INSTRUCTIONS FOR THE TASK:
Find the line containing "Type out the text in this image.". Return it and every line after it, unchanged, up to and including the last line.

___ TASK INPUTS

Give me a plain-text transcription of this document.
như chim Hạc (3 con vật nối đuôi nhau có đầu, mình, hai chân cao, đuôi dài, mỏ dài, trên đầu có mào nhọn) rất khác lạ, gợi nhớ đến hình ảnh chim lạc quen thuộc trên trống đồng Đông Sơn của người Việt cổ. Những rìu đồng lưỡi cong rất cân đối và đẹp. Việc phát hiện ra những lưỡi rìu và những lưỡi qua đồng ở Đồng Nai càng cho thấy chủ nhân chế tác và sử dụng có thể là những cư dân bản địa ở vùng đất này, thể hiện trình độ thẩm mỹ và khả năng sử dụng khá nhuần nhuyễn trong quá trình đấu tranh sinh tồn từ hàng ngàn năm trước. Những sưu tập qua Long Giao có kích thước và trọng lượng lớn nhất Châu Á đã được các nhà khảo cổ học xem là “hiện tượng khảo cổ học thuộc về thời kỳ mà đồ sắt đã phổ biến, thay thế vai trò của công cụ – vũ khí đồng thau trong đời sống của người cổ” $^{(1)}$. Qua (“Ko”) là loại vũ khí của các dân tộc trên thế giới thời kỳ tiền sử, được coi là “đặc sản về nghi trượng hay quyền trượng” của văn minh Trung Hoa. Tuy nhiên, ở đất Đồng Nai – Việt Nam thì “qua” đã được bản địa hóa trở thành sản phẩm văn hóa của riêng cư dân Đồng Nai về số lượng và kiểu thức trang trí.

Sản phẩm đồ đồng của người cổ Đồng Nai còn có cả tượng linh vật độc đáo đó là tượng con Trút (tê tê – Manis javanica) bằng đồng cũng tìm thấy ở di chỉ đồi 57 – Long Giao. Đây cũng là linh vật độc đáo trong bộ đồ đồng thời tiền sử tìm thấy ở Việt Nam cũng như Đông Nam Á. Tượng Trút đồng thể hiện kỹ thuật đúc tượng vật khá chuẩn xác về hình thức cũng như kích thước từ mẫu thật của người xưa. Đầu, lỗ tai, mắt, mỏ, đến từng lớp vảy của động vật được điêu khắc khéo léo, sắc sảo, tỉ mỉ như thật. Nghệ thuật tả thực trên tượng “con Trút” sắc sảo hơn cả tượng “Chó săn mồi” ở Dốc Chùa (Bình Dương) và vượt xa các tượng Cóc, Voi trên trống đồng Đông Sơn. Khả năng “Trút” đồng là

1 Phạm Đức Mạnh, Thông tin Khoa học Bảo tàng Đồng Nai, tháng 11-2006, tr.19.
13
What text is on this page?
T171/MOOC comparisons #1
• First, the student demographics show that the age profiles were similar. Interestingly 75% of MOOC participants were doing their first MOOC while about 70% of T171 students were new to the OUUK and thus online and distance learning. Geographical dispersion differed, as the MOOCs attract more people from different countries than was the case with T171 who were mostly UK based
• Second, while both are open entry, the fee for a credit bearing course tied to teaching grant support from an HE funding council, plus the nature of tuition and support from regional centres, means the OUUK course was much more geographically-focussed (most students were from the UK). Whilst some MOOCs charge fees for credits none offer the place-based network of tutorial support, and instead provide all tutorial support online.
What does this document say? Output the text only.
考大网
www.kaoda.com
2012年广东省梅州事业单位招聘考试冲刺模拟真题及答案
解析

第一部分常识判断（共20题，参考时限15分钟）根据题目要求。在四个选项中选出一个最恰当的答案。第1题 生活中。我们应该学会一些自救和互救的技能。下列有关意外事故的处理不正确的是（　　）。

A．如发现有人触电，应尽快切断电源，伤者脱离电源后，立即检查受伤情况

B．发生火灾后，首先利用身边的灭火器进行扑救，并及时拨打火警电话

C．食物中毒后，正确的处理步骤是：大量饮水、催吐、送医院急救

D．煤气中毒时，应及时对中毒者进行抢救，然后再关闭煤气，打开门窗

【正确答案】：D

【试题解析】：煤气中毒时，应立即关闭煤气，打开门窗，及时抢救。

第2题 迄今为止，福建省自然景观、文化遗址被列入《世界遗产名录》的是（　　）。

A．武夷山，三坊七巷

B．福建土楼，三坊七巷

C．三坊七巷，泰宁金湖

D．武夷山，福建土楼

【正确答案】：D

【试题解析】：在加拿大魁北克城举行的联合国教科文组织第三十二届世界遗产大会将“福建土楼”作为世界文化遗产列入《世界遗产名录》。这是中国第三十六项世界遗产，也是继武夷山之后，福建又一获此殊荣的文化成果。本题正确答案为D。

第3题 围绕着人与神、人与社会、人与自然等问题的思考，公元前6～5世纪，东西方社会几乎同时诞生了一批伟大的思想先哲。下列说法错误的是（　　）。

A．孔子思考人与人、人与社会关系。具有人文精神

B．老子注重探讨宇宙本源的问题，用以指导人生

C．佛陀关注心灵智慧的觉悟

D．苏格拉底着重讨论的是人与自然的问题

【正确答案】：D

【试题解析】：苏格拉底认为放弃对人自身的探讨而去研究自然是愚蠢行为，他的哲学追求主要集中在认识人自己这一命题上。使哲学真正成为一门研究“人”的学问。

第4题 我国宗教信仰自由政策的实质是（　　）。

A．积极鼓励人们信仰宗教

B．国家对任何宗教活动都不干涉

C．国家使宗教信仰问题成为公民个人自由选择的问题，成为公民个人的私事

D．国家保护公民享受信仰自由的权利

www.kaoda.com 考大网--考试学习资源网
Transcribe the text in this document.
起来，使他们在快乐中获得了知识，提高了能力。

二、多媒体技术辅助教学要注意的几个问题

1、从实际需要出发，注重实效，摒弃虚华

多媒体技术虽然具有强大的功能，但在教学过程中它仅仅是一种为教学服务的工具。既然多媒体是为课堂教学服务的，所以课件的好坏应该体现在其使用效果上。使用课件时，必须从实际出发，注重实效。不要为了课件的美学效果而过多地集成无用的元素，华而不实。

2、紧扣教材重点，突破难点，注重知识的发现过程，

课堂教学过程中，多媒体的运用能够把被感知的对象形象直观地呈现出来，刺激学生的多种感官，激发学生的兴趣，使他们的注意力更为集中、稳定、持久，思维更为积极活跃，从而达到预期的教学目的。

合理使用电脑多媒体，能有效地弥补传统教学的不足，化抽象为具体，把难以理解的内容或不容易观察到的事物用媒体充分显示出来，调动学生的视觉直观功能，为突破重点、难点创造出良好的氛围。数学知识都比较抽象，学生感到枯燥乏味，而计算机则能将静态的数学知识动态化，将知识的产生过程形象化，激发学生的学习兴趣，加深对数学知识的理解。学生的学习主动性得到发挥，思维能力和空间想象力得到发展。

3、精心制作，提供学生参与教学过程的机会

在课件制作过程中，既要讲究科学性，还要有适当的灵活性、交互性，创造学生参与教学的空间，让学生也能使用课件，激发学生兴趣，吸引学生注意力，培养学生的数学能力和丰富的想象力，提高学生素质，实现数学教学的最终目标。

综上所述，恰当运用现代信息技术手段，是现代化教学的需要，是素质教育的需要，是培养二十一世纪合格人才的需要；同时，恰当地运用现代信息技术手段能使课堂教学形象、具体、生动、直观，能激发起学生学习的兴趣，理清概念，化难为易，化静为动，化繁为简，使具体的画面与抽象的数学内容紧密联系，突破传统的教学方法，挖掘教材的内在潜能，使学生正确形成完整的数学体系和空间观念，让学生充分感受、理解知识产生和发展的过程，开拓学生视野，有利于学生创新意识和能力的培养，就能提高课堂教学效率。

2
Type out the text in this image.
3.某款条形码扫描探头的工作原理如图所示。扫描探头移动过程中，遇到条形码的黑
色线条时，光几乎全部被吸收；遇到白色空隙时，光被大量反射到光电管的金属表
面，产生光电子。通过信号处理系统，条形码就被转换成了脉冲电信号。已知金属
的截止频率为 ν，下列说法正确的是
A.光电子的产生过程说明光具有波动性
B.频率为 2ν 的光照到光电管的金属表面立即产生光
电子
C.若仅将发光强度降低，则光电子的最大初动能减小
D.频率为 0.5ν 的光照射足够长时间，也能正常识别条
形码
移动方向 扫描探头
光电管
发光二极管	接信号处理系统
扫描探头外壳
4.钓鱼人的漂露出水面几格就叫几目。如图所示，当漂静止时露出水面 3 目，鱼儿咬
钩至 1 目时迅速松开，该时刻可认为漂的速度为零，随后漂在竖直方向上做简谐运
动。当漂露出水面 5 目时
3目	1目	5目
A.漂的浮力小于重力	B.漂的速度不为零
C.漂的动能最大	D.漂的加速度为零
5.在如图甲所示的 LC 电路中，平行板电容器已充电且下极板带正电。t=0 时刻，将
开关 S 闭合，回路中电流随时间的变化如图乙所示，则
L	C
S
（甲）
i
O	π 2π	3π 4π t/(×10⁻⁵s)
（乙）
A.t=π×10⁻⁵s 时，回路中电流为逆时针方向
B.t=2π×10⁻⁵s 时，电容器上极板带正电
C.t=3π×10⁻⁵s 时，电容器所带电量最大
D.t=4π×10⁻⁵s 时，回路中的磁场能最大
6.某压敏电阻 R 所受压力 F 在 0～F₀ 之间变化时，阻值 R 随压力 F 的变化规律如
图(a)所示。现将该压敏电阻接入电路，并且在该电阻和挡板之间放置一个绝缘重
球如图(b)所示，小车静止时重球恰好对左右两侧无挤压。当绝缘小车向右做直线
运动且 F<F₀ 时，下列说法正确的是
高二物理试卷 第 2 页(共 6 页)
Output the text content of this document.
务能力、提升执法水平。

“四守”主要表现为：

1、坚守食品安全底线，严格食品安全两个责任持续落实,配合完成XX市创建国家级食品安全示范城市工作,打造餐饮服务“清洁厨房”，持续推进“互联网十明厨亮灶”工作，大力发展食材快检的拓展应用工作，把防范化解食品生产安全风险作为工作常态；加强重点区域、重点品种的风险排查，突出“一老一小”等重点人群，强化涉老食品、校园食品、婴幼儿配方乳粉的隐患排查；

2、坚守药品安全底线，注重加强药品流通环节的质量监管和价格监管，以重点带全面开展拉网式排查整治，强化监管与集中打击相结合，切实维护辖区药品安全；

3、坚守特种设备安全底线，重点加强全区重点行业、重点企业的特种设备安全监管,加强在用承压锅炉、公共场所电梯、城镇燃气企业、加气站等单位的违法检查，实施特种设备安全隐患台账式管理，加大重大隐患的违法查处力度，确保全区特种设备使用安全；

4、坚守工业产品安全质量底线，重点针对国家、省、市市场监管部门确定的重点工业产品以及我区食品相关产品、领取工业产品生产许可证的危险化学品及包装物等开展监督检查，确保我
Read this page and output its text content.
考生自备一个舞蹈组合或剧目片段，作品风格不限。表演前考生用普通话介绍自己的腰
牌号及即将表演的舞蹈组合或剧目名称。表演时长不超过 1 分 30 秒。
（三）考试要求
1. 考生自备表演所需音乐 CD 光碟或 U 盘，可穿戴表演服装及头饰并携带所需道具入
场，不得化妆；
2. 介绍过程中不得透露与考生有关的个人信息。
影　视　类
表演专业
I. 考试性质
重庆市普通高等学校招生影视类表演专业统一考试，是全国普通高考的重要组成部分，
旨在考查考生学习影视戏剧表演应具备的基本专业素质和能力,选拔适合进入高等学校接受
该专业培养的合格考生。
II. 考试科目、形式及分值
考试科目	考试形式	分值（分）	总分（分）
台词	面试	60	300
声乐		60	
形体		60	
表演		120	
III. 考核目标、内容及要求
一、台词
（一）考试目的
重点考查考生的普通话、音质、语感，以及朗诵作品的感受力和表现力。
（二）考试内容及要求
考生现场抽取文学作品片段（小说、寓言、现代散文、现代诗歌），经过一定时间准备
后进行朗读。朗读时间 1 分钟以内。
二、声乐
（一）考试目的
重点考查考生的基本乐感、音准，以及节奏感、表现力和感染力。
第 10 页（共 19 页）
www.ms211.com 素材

______

OUTPUT BELOW:
Type out the text in this image.
3.某款条形码扫描探头的工作原理如图所示。扫描探头移动过程中，遇到条形码的黑
色线条时，光几乎全部被吸收；遇到白色空隙时，光被大量反射到光电管的金属表
面，产生光电子。通过信号处理系统，条形码就被转换成了脉冲电信号。已知金属
的截止频率为 ν，下列说法正确的是
A.光电子的产生过程说明光具有波动性
B.频率为 2ν 的光照到光电管的金属表面立即产生光
电子
C.若仅将发光强度降低，则光电子的最大初动能减小
D.频率为 0.5ν 的光照射足够长时间，也能正常识别条
形码
移动方向 扫描探头
光电管
发光二极管	接信号处理系统
扫描探头外壳
4.钓鱼人的漂露出水面几格就叫几目。如图所示，当漂静止时露出水面 3 目，鱼儿咬
钩至 1 目时迅速松开，该时刻可认为漂的速度为零，随后漂在竖直方向上做简谐运
动。当漂露出水面 5 目时
3目	1目	5目
A.漂的浮力小于重力	B.漂的速度不为零
C.漂的动能最大	D.漂的加速度为零
5.在如图甲所示的 LC 电路中，平行板电容器已充电且下极板带正电。t=0 时刻，将
开关 S 闭合，回路中电流随时间的变化如图乙所示，则
L	C
S
（甲）
i
O	π 2π	3π 4π t/(×10⁻⁵s)
（乙）
A.t=π×10⁻⁵s 时，回路中电流为逆时针方向
B.t=2π×10⁻⁵s 时，电容器上极板带正电
C.t=3π×10⁻⁵s 时，电容器所带电量最大
D.t=4π×10⁻⁵s 时，回路中的磁场能最大
6.某压敏电阻 R 所受压力 F 在 0～F₀ 之间变化时，阻值 R 随压力 F 的变化规律如
图(a)所示。现将该压敏电阻接入电路，并且在该电阻和挡板之间放置一个绝缘重
球如图(b)所示，小车静止时重球恰好对左右两侧无挤压。当绝缘小车向右做直线
运动且 F<F₀ 时，下列说法正确的是
高二物理试卷 第 2 页(共 6 页)
Output the text content of this document.
务能力、提升执法水平。

“四守”主要表现为：

1、坚守食品安全底线，严格食品安全两个责任持续落实,配合完成XX市创建国家级食品安全示范城市工作,打造餐饮服务“清洁厨房”，持续推进“互联网十明厨亮灶”工作，大力发展食材快检的拓展应用工作，把防范化解食品生产安全风险作为工作常态；加强重点区域、重点品种的风险排查，突出“一老一小”等重点人群，强化涉老食品、校园食品、婴幼儿配方乳粉的隐患排查；

2、坚守药品安全底线，注重加强药品流通环节的质量监管和价格监管，以重点带全面开展拉网式排查整治，强化监管与集中打击相结合，切实维护辖区药品安全；

3、坚守特种设备安全底线，重点加强全区重点行业、重点企业的特种设备安全监管,加强在用承压锅炉、公共场所电梯、城镇燃气企业、加气站等单位的违法检查，实施特种设备安全隐患台账式管理，加大重大隐患的违法查处力度，确保全区特种设备使用安全；

4、坚守工业产品安全质量底线，重点针对国家、省、市市场监管部门确定的重点工业产品以及我区食品相关产品、领取工业产品生产许可证的危险化学品及包装物等开展监督检查，确保我
Read this page and output its text content.
考生自备一个舞蹈组合或剧目片段，作品风格不限。表演前考生用普通话介绍自己的腰
牌号及即将表演的舞蹈组合或剧目名称。表演时长不超过 1 分 30 秒。
（三）考试要求
1. 考生自备表演所需音乐 CD 光碟或 U 盘，可穿戴表演服装及头饰并携带所需道具入
场，不得化妆；
2. 介绍过程中不得透露与考生有关的个人信息。
影　视　类
表演专业
I. 考试性质
重庆市普通高等学校招生影视类表演专业统一考试，是全国普通高考的重要组成部分，
旨在考查考生学习影视戏剧表演应具备的基本专业素质和能力,选拔适合进入高等学校接受
该专业培养的合格考生。
II. 考试科目、形式及分值
考试科目	考试形式	分值（分）	总分（分）
台词	面试	60	300
声乐		60	
形体		60	
表演		120	
III. 考核目标、内容及要求
一、台词
（一）考试目的
重点考查考生的普通话、音质、语感，以及朗诵作品的感受力和表现力。
（二）考试内容及要求
考生现场抽取文学作品片段（小说、寓言、现代散文、现代诗歌），经过一定时间准备
后进行朗读。朗读时间 1 分钟以内。
二、声乐
（一）考试目的
重点考查考生的基本乐感、音准，以及节奏感、表现力和感染力。
第 10 页（共 19 页）
www.ms211.com 素材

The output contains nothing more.